§ TASK DIRECTIONS:
Copy every line of the data that contains the string "title".

start RECORDED INFORMATION

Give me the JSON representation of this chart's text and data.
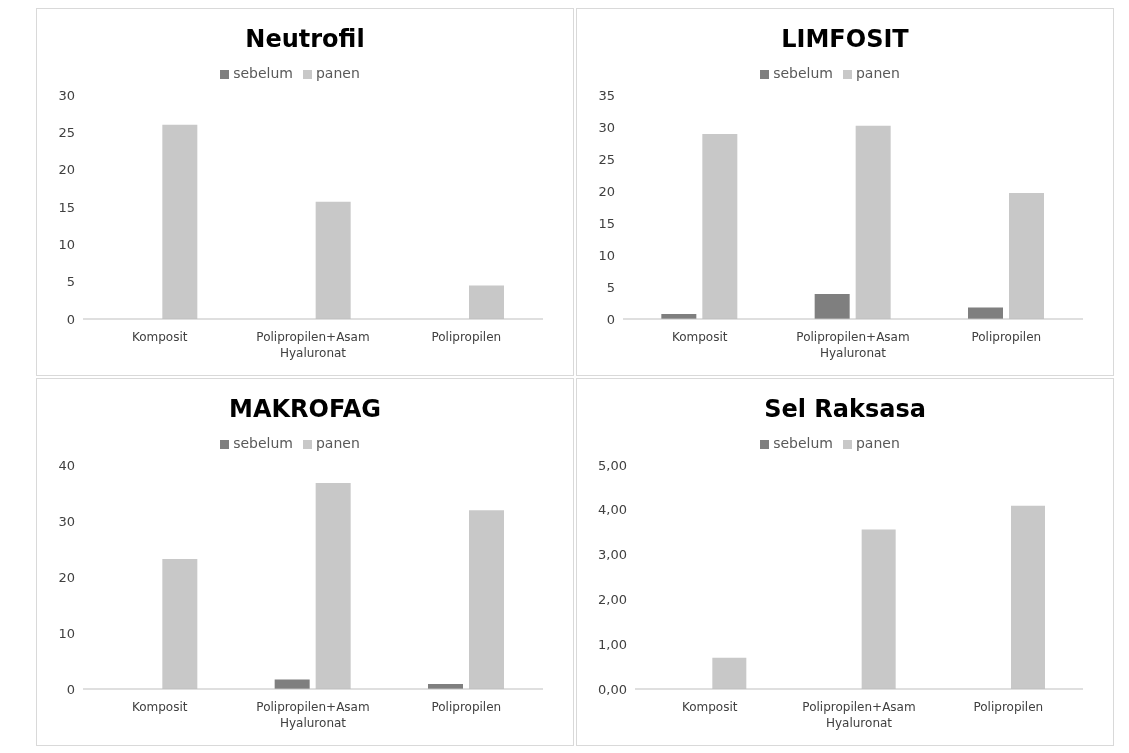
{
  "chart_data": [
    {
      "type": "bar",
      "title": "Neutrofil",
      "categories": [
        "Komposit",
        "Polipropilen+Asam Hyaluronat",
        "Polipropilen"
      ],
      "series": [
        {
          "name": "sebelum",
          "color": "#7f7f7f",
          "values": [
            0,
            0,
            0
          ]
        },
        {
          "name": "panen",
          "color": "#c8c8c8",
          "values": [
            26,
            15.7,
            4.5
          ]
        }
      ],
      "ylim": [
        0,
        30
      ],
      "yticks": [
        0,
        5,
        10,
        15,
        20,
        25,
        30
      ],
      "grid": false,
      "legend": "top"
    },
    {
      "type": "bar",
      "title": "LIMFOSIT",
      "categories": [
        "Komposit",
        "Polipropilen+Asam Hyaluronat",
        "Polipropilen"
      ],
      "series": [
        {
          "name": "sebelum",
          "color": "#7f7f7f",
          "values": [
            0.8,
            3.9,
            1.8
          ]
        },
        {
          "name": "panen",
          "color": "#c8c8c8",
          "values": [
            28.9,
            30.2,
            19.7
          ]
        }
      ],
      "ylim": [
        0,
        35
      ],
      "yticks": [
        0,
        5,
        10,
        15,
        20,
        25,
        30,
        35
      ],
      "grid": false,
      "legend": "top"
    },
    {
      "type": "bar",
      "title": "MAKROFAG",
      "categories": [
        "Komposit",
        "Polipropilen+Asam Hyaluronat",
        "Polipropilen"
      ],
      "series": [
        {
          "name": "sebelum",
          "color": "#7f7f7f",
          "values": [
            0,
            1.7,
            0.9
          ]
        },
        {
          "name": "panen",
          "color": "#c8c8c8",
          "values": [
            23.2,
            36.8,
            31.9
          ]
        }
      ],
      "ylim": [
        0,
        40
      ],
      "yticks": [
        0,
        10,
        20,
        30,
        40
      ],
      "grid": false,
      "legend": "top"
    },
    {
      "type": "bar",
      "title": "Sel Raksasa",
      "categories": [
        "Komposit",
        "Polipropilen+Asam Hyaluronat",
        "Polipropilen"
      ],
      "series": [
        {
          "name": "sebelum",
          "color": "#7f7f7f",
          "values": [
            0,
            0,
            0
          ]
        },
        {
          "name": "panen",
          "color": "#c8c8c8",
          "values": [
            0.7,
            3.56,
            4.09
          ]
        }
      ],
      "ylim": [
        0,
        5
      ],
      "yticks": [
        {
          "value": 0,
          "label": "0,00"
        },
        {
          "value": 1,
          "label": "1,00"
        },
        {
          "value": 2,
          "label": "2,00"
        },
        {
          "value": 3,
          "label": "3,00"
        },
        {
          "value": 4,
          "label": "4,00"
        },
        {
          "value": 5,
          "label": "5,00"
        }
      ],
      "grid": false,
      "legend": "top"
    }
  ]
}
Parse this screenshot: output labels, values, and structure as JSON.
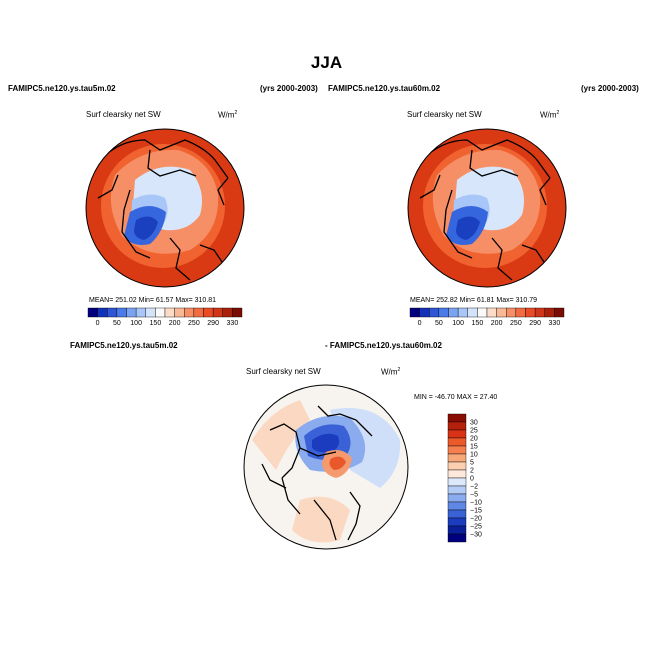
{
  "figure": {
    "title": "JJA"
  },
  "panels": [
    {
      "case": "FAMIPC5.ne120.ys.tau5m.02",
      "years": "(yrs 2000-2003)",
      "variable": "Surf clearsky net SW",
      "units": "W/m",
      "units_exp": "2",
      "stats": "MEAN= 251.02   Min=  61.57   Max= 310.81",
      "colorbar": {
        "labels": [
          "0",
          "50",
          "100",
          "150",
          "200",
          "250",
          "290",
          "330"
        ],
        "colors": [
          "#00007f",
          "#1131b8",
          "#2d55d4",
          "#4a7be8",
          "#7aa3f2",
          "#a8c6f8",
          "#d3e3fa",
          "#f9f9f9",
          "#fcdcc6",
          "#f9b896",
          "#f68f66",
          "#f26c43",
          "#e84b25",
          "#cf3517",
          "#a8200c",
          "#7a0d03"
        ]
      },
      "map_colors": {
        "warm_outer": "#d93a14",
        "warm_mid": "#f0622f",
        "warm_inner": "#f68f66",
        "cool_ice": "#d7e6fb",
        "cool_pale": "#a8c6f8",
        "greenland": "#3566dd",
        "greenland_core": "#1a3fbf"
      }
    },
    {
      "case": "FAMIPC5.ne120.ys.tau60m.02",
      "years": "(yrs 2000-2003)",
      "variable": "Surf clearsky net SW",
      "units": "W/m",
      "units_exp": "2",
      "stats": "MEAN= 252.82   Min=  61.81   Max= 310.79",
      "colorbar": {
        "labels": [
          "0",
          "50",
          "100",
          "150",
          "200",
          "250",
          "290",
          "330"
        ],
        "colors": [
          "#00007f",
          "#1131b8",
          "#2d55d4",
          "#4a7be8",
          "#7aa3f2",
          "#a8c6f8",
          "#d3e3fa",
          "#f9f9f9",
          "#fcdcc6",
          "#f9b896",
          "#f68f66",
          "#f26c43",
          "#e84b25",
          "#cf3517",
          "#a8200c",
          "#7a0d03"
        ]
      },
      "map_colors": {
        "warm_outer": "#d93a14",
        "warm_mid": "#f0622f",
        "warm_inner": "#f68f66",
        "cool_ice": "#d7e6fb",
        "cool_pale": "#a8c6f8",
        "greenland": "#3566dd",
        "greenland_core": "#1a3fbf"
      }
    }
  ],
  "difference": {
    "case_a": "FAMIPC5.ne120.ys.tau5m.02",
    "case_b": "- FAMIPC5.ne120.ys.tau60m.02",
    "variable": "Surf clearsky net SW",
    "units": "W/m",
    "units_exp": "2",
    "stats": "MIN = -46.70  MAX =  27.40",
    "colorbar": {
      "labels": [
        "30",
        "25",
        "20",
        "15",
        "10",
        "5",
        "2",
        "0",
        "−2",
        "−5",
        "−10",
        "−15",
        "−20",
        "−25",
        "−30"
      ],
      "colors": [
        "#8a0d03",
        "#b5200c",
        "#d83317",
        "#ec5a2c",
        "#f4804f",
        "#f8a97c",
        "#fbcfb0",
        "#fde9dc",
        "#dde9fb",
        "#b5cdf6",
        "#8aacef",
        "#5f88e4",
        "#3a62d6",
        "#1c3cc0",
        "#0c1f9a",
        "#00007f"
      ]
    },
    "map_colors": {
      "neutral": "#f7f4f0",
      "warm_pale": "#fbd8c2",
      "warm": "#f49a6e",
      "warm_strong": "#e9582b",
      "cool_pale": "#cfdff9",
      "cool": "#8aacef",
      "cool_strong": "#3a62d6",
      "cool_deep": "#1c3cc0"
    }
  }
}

end RECORDED INFORMATION

§ FULL RESPONSE:
      "title": "Neutrofil",
      "title": "LIMFOSIT",
      "title": "MAKROFAG",
      "title": "Sel Raksasa",
    "title": "JJA"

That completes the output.